▶ Activity
Your task is to copy each line of the material that includes "figure".

▶ Material provided
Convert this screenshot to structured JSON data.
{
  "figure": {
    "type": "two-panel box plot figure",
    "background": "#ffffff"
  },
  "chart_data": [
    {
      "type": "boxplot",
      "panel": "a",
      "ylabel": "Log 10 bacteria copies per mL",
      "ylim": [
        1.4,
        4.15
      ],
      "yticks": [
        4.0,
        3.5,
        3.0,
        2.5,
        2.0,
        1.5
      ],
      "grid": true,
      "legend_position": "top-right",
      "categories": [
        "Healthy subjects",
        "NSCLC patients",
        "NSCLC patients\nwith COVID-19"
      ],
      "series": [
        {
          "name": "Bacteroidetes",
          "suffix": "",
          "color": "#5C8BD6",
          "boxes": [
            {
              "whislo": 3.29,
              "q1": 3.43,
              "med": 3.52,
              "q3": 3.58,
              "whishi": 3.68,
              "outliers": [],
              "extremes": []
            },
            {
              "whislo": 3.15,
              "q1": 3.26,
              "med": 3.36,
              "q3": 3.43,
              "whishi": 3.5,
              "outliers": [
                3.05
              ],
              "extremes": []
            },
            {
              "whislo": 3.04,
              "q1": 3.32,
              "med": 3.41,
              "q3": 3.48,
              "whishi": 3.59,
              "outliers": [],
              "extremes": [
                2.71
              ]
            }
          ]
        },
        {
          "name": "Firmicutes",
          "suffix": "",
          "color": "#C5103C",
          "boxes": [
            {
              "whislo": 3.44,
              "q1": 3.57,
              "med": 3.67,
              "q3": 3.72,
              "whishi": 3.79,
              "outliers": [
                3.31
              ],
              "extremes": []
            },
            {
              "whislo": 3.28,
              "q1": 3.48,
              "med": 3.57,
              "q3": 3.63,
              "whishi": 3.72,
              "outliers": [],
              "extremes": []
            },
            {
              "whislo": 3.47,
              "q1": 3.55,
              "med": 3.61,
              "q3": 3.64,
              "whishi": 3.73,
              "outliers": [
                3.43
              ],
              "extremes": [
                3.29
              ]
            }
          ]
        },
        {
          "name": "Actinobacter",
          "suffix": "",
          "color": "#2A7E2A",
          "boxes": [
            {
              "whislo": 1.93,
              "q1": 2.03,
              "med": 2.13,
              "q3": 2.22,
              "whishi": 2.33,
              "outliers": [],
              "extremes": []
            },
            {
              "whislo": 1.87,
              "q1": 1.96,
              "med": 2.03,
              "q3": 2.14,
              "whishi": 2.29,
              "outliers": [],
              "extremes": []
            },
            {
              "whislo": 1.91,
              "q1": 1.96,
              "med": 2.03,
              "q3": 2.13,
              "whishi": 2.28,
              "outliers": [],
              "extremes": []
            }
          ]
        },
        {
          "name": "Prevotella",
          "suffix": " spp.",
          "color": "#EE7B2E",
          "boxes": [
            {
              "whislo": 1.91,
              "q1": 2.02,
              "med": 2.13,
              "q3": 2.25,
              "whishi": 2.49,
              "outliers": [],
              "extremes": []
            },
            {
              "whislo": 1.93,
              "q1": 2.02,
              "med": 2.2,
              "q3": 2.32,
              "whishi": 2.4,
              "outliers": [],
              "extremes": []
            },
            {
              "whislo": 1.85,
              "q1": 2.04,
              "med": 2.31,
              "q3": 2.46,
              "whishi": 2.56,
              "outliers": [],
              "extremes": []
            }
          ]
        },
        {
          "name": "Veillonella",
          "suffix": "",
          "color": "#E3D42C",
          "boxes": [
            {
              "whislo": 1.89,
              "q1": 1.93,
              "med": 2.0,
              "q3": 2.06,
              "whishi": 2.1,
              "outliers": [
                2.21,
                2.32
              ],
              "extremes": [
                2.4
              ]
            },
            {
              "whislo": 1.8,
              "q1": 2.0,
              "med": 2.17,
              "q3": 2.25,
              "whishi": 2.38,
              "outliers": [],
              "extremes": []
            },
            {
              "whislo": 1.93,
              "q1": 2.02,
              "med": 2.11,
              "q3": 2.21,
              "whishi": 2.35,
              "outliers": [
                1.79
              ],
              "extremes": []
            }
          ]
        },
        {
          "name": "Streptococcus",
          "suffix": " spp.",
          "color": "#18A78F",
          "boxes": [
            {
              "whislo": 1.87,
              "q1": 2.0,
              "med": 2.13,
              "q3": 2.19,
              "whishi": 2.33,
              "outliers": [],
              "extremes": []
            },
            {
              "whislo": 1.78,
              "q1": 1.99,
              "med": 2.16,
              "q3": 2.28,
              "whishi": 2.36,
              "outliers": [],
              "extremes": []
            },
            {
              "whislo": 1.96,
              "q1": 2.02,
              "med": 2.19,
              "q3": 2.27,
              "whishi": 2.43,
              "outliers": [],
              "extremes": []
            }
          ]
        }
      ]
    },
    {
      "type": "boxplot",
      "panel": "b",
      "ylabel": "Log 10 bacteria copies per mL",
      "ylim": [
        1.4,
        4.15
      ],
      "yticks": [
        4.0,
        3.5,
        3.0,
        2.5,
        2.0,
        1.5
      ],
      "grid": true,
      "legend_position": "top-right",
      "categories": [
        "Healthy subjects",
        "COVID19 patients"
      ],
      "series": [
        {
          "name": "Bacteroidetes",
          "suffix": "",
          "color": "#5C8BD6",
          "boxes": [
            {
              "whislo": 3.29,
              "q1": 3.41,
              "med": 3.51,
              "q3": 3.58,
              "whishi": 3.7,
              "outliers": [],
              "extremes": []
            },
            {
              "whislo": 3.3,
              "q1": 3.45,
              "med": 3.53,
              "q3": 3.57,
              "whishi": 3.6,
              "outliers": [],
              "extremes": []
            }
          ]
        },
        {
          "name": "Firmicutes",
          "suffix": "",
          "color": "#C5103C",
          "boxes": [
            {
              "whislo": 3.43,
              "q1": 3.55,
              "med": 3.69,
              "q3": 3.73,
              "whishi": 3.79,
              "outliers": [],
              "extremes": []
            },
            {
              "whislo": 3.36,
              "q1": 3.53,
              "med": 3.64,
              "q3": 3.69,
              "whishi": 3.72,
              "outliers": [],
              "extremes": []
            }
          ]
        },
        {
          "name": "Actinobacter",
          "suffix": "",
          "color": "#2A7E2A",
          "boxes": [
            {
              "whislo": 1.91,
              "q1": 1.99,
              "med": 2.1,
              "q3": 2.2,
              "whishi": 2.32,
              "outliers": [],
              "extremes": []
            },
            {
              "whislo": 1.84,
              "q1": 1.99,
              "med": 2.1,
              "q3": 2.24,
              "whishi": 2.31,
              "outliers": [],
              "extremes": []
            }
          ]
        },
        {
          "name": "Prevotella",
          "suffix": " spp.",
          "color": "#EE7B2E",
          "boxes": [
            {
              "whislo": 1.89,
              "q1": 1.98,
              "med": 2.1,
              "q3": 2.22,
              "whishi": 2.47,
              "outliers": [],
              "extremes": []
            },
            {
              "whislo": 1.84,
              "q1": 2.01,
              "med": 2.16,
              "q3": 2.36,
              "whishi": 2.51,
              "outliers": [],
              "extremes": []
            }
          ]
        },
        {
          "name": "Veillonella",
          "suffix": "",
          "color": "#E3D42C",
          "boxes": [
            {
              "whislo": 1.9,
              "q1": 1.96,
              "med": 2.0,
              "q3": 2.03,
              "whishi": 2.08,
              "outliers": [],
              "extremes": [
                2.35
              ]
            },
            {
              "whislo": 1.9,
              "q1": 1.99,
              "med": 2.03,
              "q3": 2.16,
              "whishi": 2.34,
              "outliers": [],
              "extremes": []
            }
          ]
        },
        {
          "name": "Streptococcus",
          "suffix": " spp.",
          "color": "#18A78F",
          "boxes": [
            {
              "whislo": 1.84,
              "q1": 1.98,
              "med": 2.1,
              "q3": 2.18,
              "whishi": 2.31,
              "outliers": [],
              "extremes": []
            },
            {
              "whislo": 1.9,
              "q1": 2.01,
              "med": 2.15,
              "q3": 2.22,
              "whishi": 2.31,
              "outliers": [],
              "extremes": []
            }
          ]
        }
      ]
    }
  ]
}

▶ Exercise solution
  "figure": {
    "type": "two-panel box plot figure",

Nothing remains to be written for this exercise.